EXERCISE DIRECTIONS
Write only the number of lines in the records beneath that hold "density".

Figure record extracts
⟨

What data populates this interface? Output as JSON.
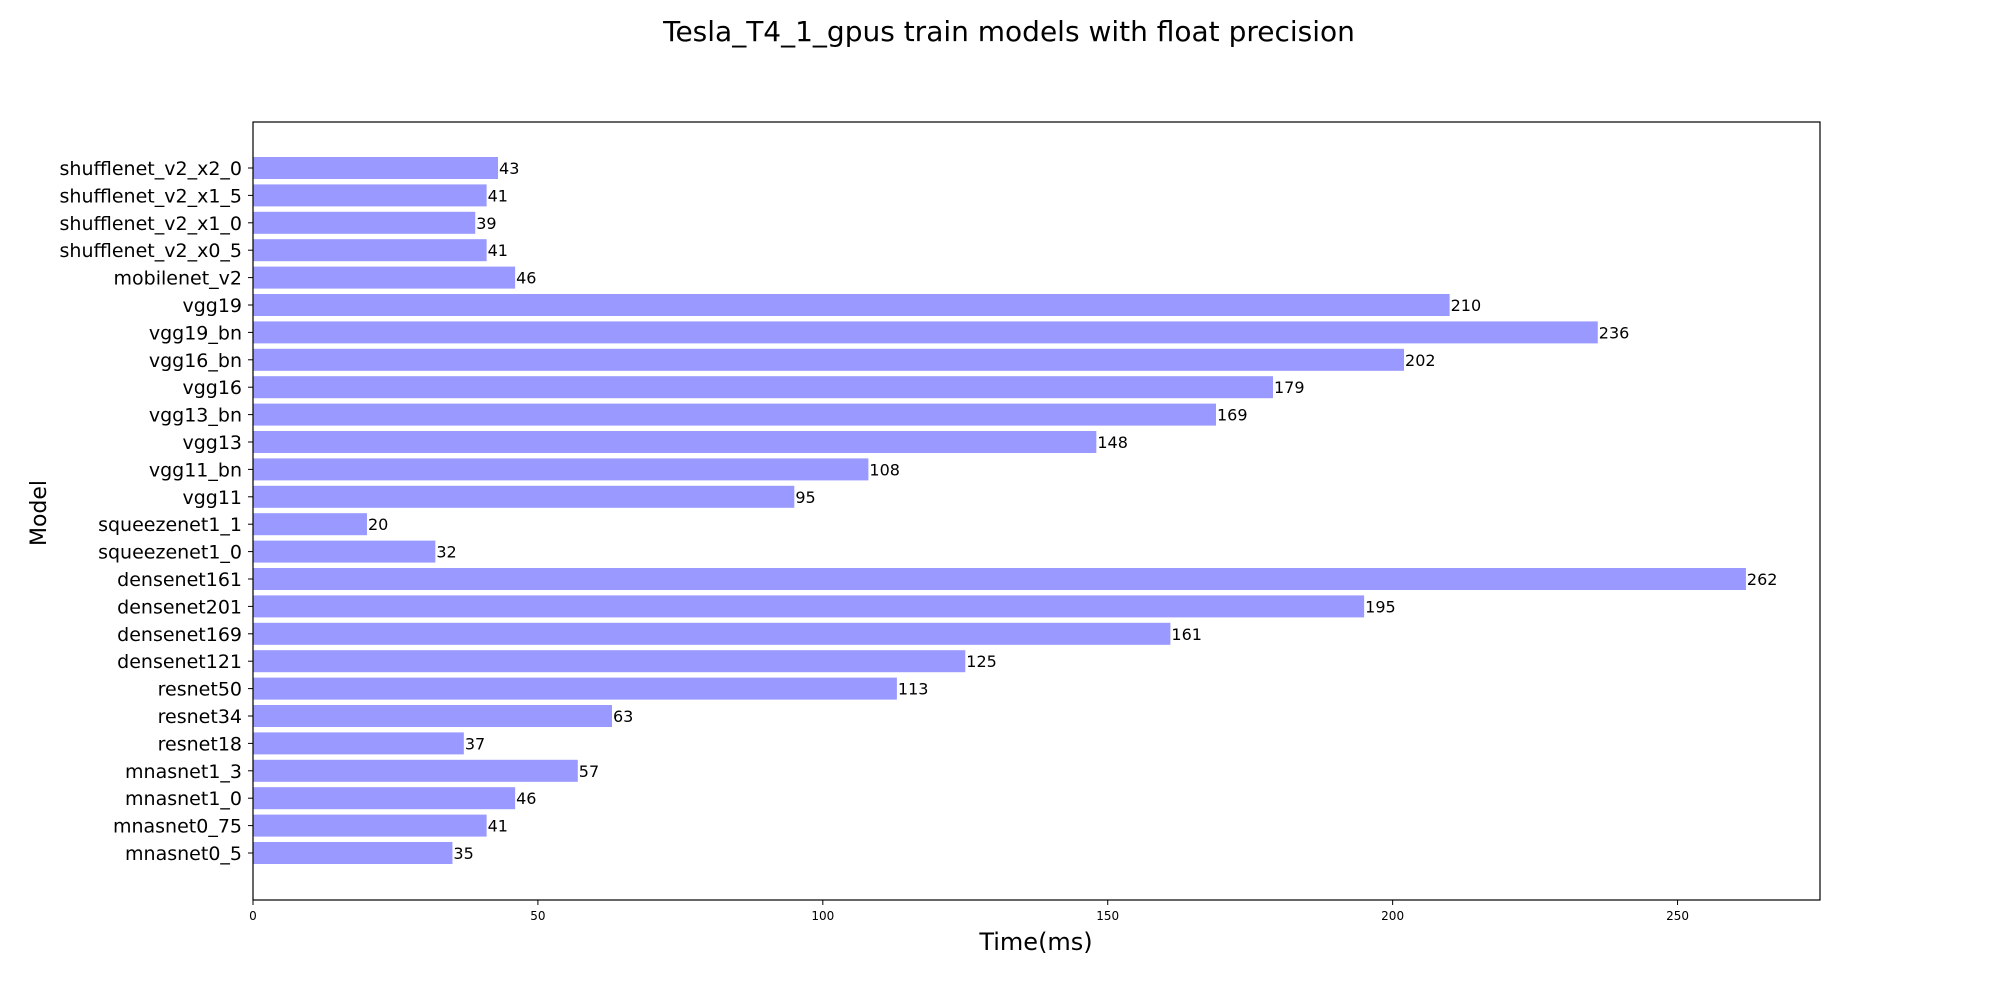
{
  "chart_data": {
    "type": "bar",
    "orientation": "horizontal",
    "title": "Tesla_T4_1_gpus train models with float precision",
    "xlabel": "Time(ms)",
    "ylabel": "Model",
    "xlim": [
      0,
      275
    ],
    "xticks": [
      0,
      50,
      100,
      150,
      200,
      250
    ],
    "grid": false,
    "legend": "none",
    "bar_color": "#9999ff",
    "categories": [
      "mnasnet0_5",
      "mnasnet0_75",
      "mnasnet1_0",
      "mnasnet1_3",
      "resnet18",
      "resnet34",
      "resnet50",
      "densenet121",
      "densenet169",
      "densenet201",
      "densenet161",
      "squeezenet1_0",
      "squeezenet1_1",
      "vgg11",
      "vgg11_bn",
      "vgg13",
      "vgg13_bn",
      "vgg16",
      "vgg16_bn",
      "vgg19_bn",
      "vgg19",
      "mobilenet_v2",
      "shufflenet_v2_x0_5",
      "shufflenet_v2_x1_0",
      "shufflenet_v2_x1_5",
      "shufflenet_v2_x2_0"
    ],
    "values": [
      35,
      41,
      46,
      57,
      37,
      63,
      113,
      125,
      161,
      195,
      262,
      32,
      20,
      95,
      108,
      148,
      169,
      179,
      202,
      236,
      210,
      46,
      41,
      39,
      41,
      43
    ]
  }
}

⟩
⟨

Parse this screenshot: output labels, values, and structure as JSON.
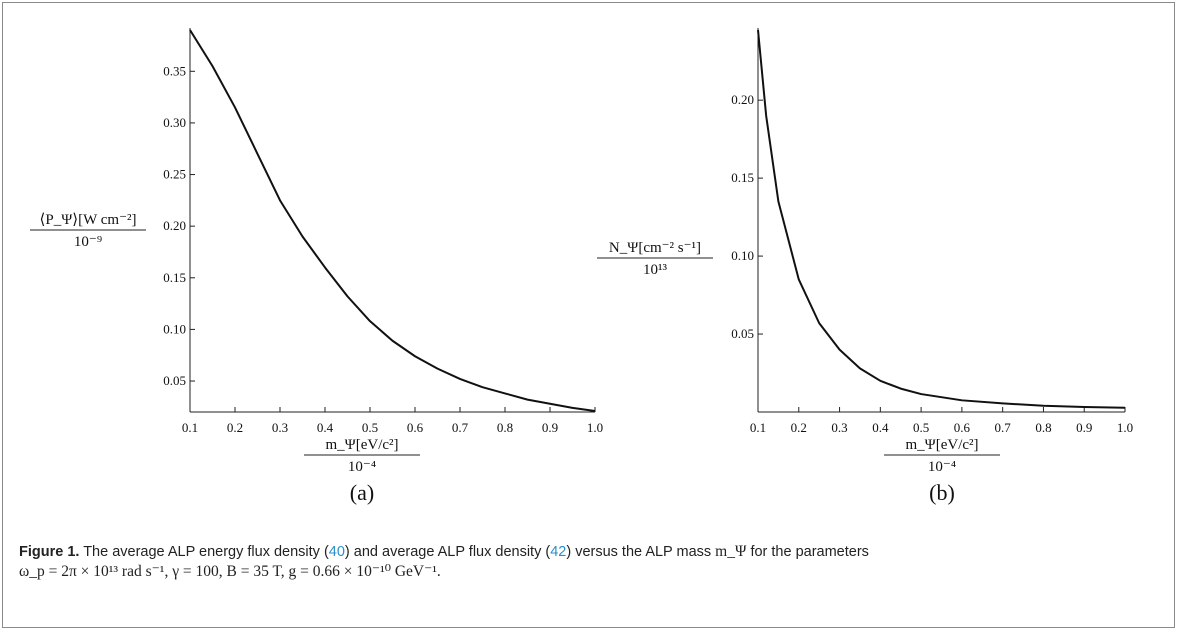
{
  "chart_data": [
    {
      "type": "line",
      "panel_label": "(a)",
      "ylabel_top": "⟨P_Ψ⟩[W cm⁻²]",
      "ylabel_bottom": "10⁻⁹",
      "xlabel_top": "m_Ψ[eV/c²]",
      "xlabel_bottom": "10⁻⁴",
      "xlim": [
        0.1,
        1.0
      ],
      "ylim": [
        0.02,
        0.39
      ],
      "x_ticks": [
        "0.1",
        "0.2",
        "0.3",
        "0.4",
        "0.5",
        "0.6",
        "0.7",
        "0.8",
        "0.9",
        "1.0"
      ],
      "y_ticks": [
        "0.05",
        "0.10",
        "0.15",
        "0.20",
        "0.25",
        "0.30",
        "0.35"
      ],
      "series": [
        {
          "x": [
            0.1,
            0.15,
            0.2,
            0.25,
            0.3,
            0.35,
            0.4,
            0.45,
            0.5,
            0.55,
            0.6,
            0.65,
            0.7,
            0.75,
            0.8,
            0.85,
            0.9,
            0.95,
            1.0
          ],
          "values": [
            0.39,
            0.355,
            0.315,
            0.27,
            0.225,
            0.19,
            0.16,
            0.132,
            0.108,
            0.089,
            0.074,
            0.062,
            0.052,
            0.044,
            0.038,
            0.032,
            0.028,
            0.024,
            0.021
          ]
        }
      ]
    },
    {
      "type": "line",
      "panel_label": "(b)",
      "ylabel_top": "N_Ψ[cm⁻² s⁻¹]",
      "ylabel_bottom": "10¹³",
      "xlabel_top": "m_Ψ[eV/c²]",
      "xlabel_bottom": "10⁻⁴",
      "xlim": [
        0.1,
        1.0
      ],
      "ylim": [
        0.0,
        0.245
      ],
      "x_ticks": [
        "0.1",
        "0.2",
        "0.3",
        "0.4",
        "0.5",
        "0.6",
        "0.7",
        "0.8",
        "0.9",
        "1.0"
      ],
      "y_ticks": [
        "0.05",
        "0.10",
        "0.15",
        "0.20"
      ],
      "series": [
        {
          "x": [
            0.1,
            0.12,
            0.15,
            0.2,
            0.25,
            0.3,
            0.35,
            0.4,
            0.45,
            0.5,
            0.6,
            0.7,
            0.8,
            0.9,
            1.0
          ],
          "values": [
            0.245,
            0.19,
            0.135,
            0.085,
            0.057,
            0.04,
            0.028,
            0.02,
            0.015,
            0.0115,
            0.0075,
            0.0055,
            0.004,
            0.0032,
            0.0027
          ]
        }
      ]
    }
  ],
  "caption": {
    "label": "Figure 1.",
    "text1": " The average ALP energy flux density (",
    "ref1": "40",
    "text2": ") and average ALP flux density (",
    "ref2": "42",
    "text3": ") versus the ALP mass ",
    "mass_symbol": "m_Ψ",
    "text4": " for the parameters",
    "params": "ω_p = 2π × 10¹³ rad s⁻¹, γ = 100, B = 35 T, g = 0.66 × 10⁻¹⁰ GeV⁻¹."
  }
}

⟩

SOLUTION TO THIS EXERCISE
2